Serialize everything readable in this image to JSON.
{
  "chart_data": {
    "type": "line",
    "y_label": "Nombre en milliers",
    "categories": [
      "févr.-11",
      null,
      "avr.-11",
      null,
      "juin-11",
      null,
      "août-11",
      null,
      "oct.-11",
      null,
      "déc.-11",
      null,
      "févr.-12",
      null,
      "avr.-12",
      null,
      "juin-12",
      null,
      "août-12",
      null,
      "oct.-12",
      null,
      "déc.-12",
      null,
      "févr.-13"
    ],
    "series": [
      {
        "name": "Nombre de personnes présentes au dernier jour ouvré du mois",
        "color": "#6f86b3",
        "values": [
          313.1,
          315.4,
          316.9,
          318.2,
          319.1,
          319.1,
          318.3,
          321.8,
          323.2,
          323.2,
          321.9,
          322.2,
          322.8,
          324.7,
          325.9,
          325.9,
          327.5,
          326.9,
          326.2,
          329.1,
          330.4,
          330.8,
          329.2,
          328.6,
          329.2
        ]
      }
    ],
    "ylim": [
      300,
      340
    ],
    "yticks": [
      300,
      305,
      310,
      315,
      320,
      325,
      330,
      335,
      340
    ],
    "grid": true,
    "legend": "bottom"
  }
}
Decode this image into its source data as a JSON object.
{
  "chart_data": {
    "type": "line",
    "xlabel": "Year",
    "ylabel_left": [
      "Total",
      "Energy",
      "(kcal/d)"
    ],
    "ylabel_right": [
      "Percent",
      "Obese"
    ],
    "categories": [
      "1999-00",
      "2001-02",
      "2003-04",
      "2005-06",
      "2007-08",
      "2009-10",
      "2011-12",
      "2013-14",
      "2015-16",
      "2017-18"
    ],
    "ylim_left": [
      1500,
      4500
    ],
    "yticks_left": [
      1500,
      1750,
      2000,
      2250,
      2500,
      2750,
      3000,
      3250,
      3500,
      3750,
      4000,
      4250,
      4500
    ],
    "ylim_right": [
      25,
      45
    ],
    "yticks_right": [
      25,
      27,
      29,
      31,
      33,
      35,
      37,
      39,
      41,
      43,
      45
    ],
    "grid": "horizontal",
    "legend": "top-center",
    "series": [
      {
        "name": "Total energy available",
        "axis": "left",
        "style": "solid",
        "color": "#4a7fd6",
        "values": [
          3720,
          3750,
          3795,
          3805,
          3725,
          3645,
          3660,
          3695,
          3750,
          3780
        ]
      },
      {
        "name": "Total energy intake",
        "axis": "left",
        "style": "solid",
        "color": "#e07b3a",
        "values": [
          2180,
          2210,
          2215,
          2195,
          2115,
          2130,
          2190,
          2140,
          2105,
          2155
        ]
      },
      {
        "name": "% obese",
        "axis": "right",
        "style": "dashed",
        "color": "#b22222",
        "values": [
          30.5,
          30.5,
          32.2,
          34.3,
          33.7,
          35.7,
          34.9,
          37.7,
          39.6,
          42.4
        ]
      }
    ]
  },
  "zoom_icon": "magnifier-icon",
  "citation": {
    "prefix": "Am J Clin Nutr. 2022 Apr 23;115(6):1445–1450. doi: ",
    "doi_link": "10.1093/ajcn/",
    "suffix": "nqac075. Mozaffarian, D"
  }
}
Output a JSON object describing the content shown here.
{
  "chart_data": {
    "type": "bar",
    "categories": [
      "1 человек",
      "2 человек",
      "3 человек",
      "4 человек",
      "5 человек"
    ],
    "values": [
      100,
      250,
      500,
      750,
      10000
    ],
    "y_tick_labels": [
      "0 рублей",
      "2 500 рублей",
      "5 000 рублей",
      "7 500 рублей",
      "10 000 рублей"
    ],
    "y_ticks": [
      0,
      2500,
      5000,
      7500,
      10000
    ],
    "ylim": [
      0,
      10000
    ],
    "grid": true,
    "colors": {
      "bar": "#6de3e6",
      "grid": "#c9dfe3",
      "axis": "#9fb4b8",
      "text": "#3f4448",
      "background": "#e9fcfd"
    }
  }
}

# [STATED TASK]
List all lines where "Total" occurs.

# [CORRECT RESULT]
      "Total",
        "name": "Total energy available",
        "name": "Total energy intake",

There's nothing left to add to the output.